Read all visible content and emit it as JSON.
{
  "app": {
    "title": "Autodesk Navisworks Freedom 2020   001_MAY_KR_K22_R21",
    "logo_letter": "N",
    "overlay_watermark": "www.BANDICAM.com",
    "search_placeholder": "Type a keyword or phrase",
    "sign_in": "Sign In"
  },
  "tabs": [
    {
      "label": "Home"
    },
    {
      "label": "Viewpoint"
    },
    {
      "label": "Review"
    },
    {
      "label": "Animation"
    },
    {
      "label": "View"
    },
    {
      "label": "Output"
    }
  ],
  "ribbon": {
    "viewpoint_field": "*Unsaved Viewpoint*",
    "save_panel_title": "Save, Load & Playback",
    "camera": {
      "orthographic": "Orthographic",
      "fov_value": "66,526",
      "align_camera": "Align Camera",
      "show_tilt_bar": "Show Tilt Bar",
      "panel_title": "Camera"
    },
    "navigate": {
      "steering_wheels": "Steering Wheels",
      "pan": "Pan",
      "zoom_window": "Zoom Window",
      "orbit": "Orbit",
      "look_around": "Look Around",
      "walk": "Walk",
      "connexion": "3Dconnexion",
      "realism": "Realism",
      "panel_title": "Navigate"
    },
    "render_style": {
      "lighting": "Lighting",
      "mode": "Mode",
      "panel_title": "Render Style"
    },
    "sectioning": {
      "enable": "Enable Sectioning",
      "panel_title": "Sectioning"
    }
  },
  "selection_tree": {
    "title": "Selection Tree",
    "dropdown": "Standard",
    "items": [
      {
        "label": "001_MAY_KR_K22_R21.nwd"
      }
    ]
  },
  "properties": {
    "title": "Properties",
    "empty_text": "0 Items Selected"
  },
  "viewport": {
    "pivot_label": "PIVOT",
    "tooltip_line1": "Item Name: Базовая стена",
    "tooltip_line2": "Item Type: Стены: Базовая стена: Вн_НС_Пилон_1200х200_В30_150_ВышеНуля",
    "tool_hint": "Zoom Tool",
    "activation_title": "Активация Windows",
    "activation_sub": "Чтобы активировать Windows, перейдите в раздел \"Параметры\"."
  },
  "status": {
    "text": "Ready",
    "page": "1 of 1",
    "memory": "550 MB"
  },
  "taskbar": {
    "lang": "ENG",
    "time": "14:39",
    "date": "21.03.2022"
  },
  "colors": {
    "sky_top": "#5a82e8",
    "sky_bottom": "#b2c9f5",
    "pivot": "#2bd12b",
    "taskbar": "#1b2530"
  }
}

========

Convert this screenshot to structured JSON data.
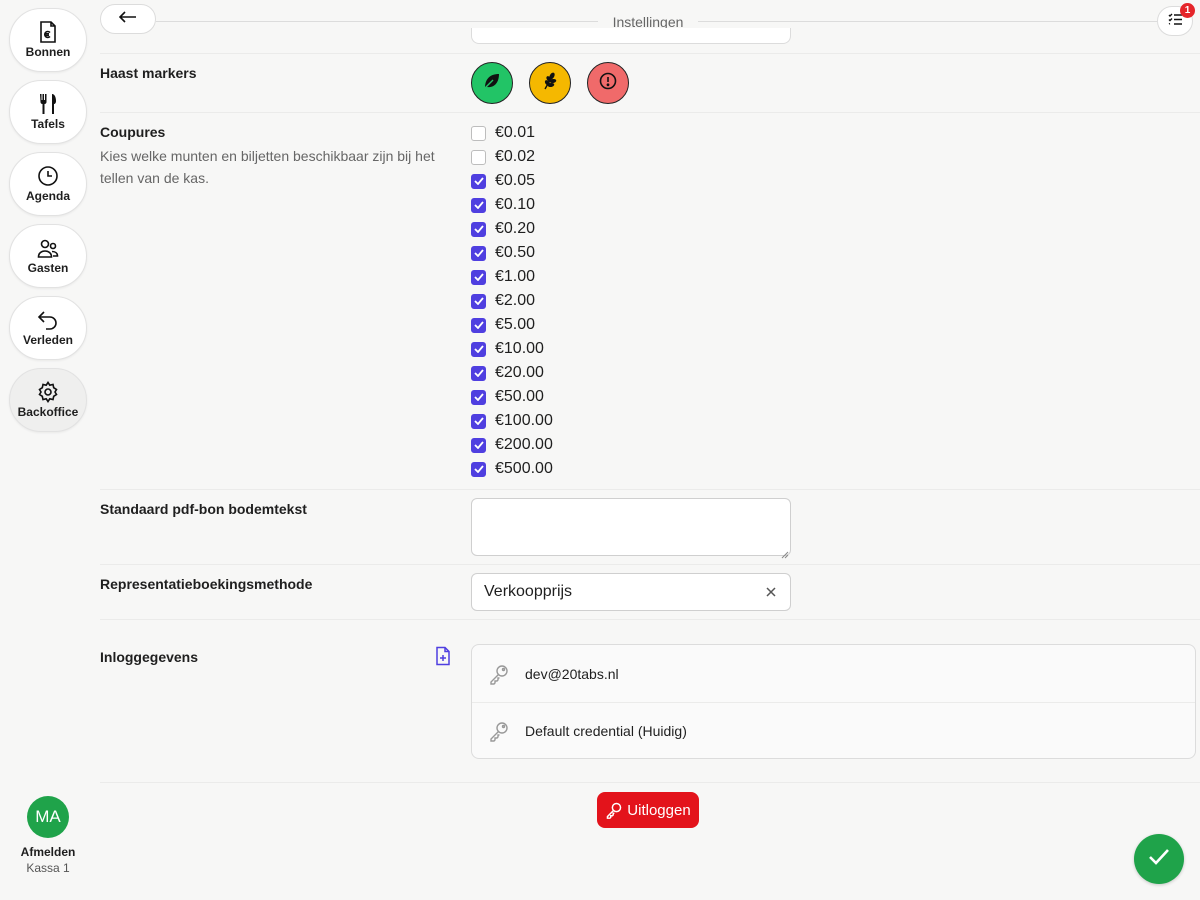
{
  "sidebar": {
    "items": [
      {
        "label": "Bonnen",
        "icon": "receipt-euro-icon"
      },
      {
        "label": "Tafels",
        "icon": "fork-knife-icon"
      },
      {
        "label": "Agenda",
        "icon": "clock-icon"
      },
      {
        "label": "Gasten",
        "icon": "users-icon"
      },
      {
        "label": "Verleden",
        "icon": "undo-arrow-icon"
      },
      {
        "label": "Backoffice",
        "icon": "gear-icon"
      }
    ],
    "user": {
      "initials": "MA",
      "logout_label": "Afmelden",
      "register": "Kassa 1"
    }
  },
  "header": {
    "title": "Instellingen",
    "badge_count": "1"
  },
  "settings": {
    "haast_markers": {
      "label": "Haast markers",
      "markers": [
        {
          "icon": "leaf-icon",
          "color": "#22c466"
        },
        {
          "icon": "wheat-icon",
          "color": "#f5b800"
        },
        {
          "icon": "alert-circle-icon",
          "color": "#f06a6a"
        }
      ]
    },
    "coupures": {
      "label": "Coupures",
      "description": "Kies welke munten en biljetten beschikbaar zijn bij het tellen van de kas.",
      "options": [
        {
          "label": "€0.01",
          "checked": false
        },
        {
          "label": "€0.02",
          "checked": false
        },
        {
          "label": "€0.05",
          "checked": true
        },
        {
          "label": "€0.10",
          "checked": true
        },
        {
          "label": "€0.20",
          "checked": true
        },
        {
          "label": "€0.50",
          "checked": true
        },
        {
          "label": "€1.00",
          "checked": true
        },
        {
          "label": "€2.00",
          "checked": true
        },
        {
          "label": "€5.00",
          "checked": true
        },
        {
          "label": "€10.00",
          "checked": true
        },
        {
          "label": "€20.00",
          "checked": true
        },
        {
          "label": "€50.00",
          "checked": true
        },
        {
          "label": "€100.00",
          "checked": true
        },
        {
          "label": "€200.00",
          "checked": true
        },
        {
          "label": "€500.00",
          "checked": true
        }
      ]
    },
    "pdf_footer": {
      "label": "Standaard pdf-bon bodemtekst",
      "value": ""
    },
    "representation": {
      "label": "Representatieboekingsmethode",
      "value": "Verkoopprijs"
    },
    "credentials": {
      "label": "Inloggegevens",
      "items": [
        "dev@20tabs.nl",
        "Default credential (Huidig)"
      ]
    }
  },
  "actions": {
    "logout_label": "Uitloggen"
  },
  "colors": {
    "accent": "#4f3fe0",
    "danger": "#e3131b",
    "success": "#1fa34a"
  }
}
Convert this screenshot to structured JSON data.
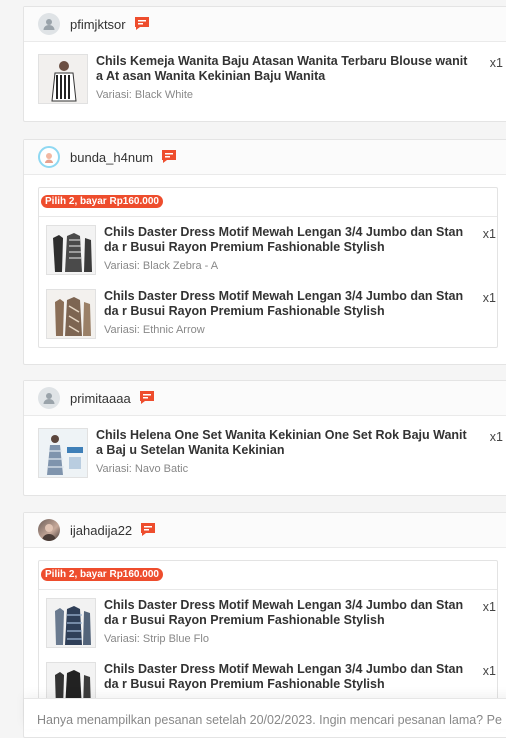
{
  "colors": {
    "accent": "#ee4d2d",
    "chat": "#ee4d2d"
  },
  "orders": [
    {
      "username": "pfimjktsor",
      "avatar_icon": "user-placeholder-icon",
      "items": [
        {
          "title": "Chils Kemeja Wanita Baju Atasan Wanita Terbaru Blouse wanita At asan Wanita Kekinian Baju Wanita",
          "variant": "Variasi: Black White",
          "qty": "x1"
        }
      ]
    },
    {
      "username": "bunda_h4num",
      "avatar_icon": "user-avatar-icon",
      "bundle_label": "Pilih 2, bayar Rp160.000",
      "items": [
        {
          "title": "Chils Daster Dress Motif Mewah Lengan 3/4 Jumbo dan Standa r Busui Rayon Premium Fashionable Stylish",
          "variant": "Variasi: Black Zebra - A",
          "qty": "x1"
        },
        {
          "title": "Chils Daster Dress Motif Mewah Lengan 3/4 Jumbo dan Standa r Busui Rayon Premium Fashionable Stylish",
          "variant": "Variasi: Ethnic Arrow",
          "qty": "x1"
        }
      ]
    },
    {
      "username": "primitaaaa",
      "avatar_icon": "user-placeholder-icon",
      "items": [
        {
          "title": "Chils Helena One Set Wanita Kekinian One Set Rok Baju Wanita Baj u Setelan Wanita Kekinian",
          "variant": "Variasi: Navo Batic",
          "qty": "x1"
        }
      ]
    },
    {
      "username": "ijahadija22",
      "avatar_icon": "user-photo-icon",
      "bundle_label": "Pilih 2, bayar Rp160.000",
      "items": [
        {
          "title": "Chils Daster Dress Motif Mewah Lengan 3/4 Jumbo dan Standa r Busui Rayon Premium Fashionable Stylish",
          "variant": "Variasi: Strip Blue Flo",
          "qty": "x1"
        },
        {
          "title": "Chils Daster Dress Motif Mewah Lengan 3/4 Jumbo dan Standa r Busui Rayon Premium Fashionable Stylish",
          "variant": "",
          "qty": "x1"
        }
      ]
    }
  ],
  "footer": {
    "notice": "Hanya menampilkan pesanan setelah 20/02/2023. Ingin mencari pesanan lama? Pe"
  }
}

========

- [AIM OF THE EXERCISE] Give the number of lines in the records that contain the string "Zoom", and nothing besides.

- [RESULT FOR THIS TASK] 2